SOURCE EXTRACT:
The third were Allens songs. These he'd generally hum or explain the sort of music he wanted and I'd come up with a backing.  Examples of these are Winter in Your Heart, Lover and Running Away.  By December 1985, I felt we'd become an extremely good band, had a strong set and had a lot of potential for "doing things". Sadly I couldn't reconcile my vision of the band with Allen and we amicably parted. Allens songs mostly left with him. We retained several for the set, but I've been a fairly prolific writer, so I just felt I'd rather play my own stuff. So a lot of great songs lay asleep in the lyric bag, for a long, long time.

As I really liked the work I'd done with Allen, I always felt that it almost criminal that all we had to show for the hard work (we rehearsed several times a week and spent hours writing at home separately), was a handful of gigs and few dodgy cassettes. I just felt that the band was better than that.

Fast forward to 2009. I'd always been curious as to what ex band members were up to. By chance I was googling and I found Allen had mentioned The False Dots on his website. He's built a career as a Sci Fi author and edits collections of short stories, building up a reputation. He also does poetry and Jazz nights. I wrote a jokey blog in 2009 and mentioned Allen. He got in touch with me to correct a statement that I'd made regarding authorship of a song lyric. That reopened a dialog and we initially recorded a few of the numbers acoustically. Listening to these, I realised that it would be nice to record an album of the material. Anyway, as I had other commitments (as does Allen), we discussed this sporadically for a few years. I used some of the acoustic music in videos I'd made for this blog. They seemed rather suitable. I did however want to get the band back into the studio.

(Layout element annotations)
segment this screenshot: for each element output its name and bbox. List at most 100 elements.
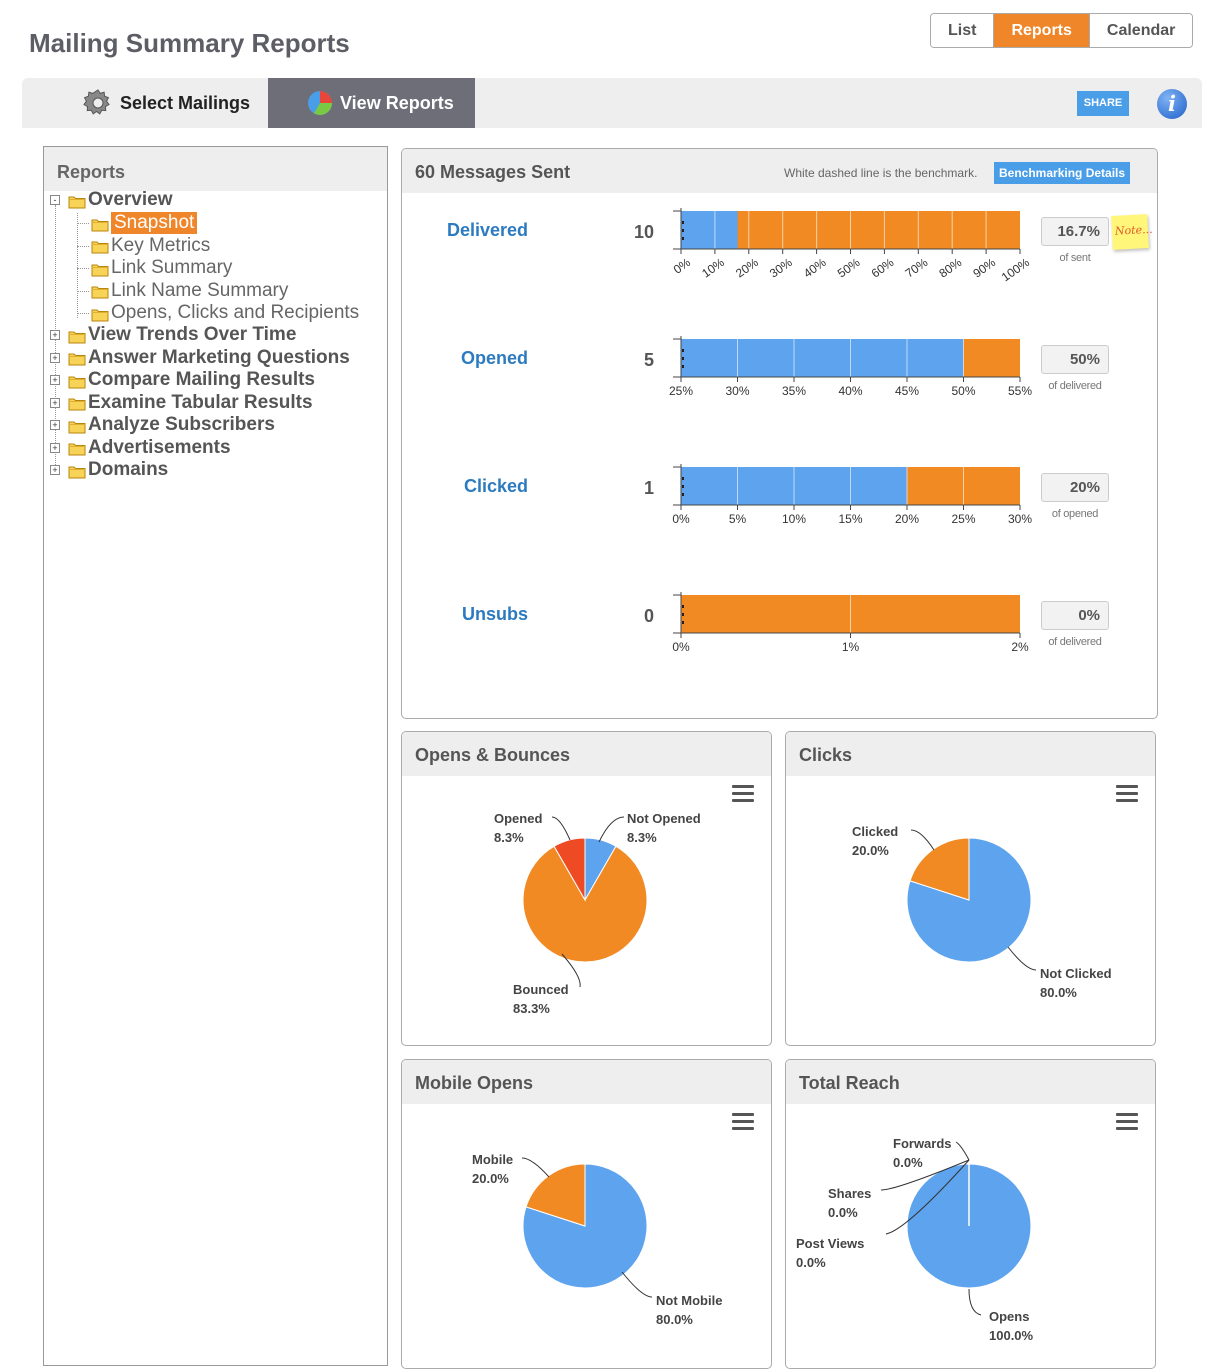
tree-item-compare-mailing-results[interactable]: Compare Mailing Results — [68, 369, 315, 391]
tree-item-label: Link Name Summary — [111, 279, 289, 301]
pie-data-label: Bounced 83.3% — [513, 980, 569, 1018]
tree-item-key-metrics[interactable]: Key Metrics — [91, 235, 210, 257]
bar-value — [681, 211, 738, 249]
pie-label-name: Forwards — [893, 1136, 952, 1151]
axis-tick-label: 10% — [782, 512, 806, 526]
pie-label-connector — [561, 953, 581, 988]
tree-connector — [55, 205, 56, 475]
expand-icon[interactable]: + — [50, 330, 60, 340]
metric-label-clicked[interactable]: Clicked — [463, 476, 528, 496]
metric-bar-chart: 0% 10% 20% 30% 40% 50% 60% 70% 80% 90% 100% — [671, 208, 1032, 284]
tree-item-link-summary[interactable]: Link Summary — [91, 257, 232, 279]
clicks-title: Clicks — [786, 732, 1155, 776]
note-sticky-icon[interactable]: Note... — [1111, 214, 1153, 250]
pie-slice-opened[interactable] — [553, 837, 586, 902]
axis-tick-label: 40% — [838, 384, 862, 398]
pie-label-value: 8.3% — [627, 830, 657, 845]
axis-tick-label: 20% — [733, 255, 761, 280]
pie-label-name: Opened — [494, 811, 543, 826]
tree-item-view-trends-over-time[interactable]: View Trends Over Time — [68, 324, 296, 346]
folder-icon — [68, 441, 86, 456]
axis-tick-label: 0% — [672, 640, 690, 654]
tree-item-link-name-summary[interactable]: Link Name Summary — [91, 280, 288, 302]
view-reports-button[interactable]: Reports — [993, 14, 1089, 47]
pie-data-label: Not Clicked 80.0% — [1040, 964, 1112, 1002]
tree-item-opens-clicks-and-recipients[interactable]: Opens, Clicks and Recipients — [91, 302, 359, 324]
expand-icon[interactable]: + — [50, 397, 60, 408]
pie-label-name: Opens — [989, 1309, 1030, 1324]
tree-connector — [77, 268, 89, 269]
folder-icon — [91, 262, 109, 276]
folder-icon — [68, 194, 86, 208]
axis-tick-label: 25% — [951, 512, 975, 526]
metric-percent-caption: of opened — [1051, 508, 1099, 520]
axis-tick-label: 40% — [801, 255, 829, 280]
expand-icon[interactable]: + — [50, 442, 60, 453]
metric-label-delivered[interactable]: Delivered — [446, 220, 528, 240]
pie-label-connector — [521, 1157, 550, 1178]
expand-icon[interactable]: + — [50, 352, 60, 363]
view-list-button[interactable]: List — [931, 14, 994, 47]
pie-data-label: Post Views 0.0% — [796, 1234, 864, 1272]
benchmarking-details-button[interactable]: Benchmarking Details — [994, 162, 1131, 184]
folder-icon — [68, 396, 86, 411]
pie-chart — [880, 1141, 1032, 1316]
metric-percent-caption: of delivered — [1048, 636, 1102, 648]
expand-icon[interactable]: + — [50, 375, 60, 385]
collapse-icon[interactable]: - — [50, 195, 60, 205]
pie-label-name: Clicked — [852, 824, 899, 839]
pie-data-label: Clicked 20.0% — [852, 822, 898, 860]
metric-bar-chart: 25% 30% 35% 40% 45% 50% 55% — [669, 336, 1032, 398]
tree-item-label: Snapshot — [111, 212, 198, 234]
benchmark-note: White dashed line is the benchmark. — [784, 166, 978, 180]
pie-data-label: Mobile 20.0% — [472, 1150, 513, 1188]
tree-item-analyze-subscribers[interactable]: Analyze Subscribers — [68, 414, 275, 436]
tab-view-reports[interactable]: View Reports — [268, 78, 475, 128]
tree-item-examine-tabular-results[interactable]: Examine Tabular Results — [68, 392, 313, 414]
pie-slice-clicked[interactable] — [909, 837, 970, 901]
pie-label-connector — [598, 816, 625, 843]
tree-item-overview[interactable]: Overview — [68, 189, 173, 211]
pie-slice-bounced[interactable] — [522, 845, 648, 963]
chart-menu-icon[interactable] — [732, 1113, 754, 1131]
axis-tick-label: 100% — [999, 255, 1032, 284]
info-icon[interactable]: i — [1157, 89, 1187, 119]
pie-label-value: 20.0% — [852, 843, 889, 858]
tab-select-mailings[interactable]: Select Mailings — [82, 78, 250, 128]
tree-item-snapshot[interactable]: Snapshot — [91, 212, 198, 234]
share-button[interactable]: SHARE — [1077, 91, 1129, 116]
metric-count: 5 — [643, 350, 654, 370]
expand-icon[interactable]: + — [50, 465, 60, 475]
pie-chart — [906, 829, 1037, 971]
axis-tick-label: 1% — [842, 640, 860, 654]
pie-data-label: Not Mobile 80.0% — [656, 1291, 722, 1329]
tree-item-advertisements[interactable]: Advertisements — [68, 437, 231, 459]
metric-label-opened[interactable]: Opened — [460, 348, 528, 368]
pie-label-connector — [968, 1288, 982, 1316]
tree-item-domains[interactable]: Domains — [68, 459, 168, 481]
chart-menu-icon[interactable] — [1116, 1113, 1138, 1131]
tree-connector — [77, 313, 89, 314]
pie-chart — [521, 1157, 653, 1298]
tree-item-label: View Trends Over Time — [88, 324, 297, 345]
pie-label-value: 20.0% — [472, 1171, 509, 1186]
chart-menu-icon[interactable] — [1116, 785, 1138, 803]
tree-item-label: Examine Tabular Results — [88, 391, 313, 413]
tree-item-answer-marketing-questions[interactable]: Answer Marketing Questions — [68, 347, 350, 369]
metric-label-unsubs[interactable]: Unsubs — [461, 604, 528, 624]
view-calendar-button[interactable]: Calendar — [1088, 14, 1193, 47]
clicks-panel: Clicks Not Clicked 80.0% Clicked 20.0% — [785, 731, 1156, 1046]
chart-menu-icon[interactable] — [732, 785, 754, 803]
tree-item-label: Domains — [88, 459, 169, 480]
axis-tick-label: 0% — [671, 255, 694, 277]
axis-tick-label: 10% — [699, 255, 727, 280]
pie-label-connector — [910, 829, 935, 851]
folder-icon — [68, 464, 86, 478]
pie-label-value: 0.0% — [828, 1205, 858, 1220]
expand-icon[interactable]: + — [50, 420, 60, 430]
pie-label-value: 83.3% — [513, 1001, 550, 1016]
axis-tick-label: 80% — [936, 255, 964, 280]
tree-item-label: Opens, Clicks and Recipients — [111, 302, 360, 323]
pie-label-connector — [1007, 946, 1037, 971]
metric-count: 0 — [643, 606, 654, 626]
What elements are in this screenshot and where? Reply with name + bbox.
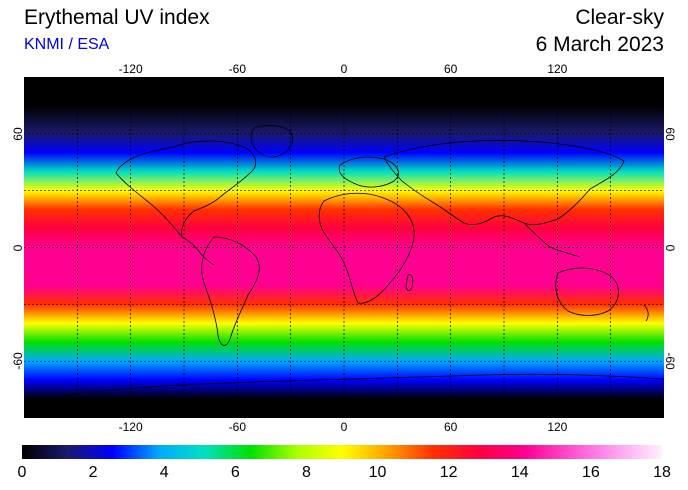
lat-tick-label: 0 <box>11 244 25 251</box>
coastline-australia <box>555 267 619 316</box>
coastline-antarctica <box>63 373 664 396</box>
colorbar-label: 18 <box>653 464 671 481</box>
colorbar-label: 12 <box>439 464 458 481</box>
lon-tick-label: 0 <box>340 420 348 434</box>
lon-tick-label: 0 <box>340 62 348 76</box>
colorbar-label: 16 <box>581 464 600 481</box>
condition-label: Clear-sky <box>575 6 664 29</box>
lon-tick-label: -120 <box>118 62 143 76</box>
coastline-new-zealand <box>643 304 649 322</box>
colorbar-label: 2 <box>88 464 98 481</box>
lon-tick-label: -60 <box>228 62 246 76</box>
coastline-africa <box>318 192 415 304</box>
title: Erythemal UV index <box>24 6 210 29</box>
colorbar-label: 10 <box>368 464 387 481</box>
coastline-madagascar <box>405 274 414 291</box>
lon-tick-label: -120 <box>118 420 143 434</box>
coastline-europe <box>338 156 399 188</box>
source-label: KNMI / ESA <box>24 36 110 53</box>
colorbar-label: 6 <box>230 464 240 481</box>
uv-map-canvas <box>24 77 664 418</box>
coastline-asia <box>383 140 625 226</box>
colorbar-label: 14 <box>510 464 529 481</box>
date-label: 6 March 2023 <box>535 33 664 56</box>
lat-tick-label: 60 <box>11 127 25 141</box>
lat-tick-label: 60 <box>663 127 677 141</box>
uv-map: -120 -120 -60 -60 0 0 60 60 120 120 60 60 0 0 -60 -60 <box>11 63 677 433</box>
lat-tick-label: -60 <box>663 352 677 370</box>
coastline-southeast-asia <box>523 222 581 258</box>
uv-colorbar <box>22 445 662 459</box>
lat-tick-label: 0 <box>663 244 677 251</box>
lon-tick-label: 120 <box>547 62 568 76</box>
lon-tick-label: 60 <box>443 62 458 76</box>
lon-tick-label: -60 <box>228 420 246 434</box>
coastline-greenland <box>250 125 293 158</box>
lat-tick-label: -60 <box>11 352 25 370</box>
lon-tick-label: 120 <box>547 420 568 434</box>
colorbar-label: 0 <box>17 464 27 481</box>
coastline-south-america <box>201 236 260 346</box>
colorbar-label: 8 <box>301 464 311 481</box>
coastlines <box>63 125 664 396</box>
graticule <box>24 77 664 418</box>
lon-tick-label: 60 <box>443 420 458 434</box>
coastline-north-america <box>115 140 257 238</box>
coastline-central-america <box>181 236 215 266</box>
colorbar-label: 4 <box>159 464 169 481</box>
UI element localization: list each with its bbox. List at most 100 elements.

REQUIREMENT 1: According to the account of The False Dots, why did most of Allen's songs drop out of the band's set after he left? Answer in one to three sentences.
REQUIREMENT 2: Continue the account of The False Dots from its final sentence.

ANSWER 1: The writer had been a fairly prolific songwriter and preferred to play their own material. The band therefore kept only several of Allen's songs, and the rest stayed unused in the lyric bag for a long time.

ANSWER 2:
Which brings us up to date. We started playing the odd gig sporadically, staring in 2012 with Frien Barnet Library when Occupy reopened it. That seemed like a poignant place to get the band back together. We got our long time drummer, Big Gray Ramsey to play and Fil Ross, who has been a False Dots since 1998 pitched in on bass guitar.  At Xmas last year, Allen asked me of my plans. I said that in 2015, we'd record the album and do a few more gigs to promote the songs. We started with a gig recently at the Midland Hotel in Hendon, to brush off the cobwebs. This was followed last Saturday by a day in the studio recording the Drums, backing tracks and vocals. If you've ever wondered what happens in the studio, here is a little taster. This is Allen singing "The Fern House"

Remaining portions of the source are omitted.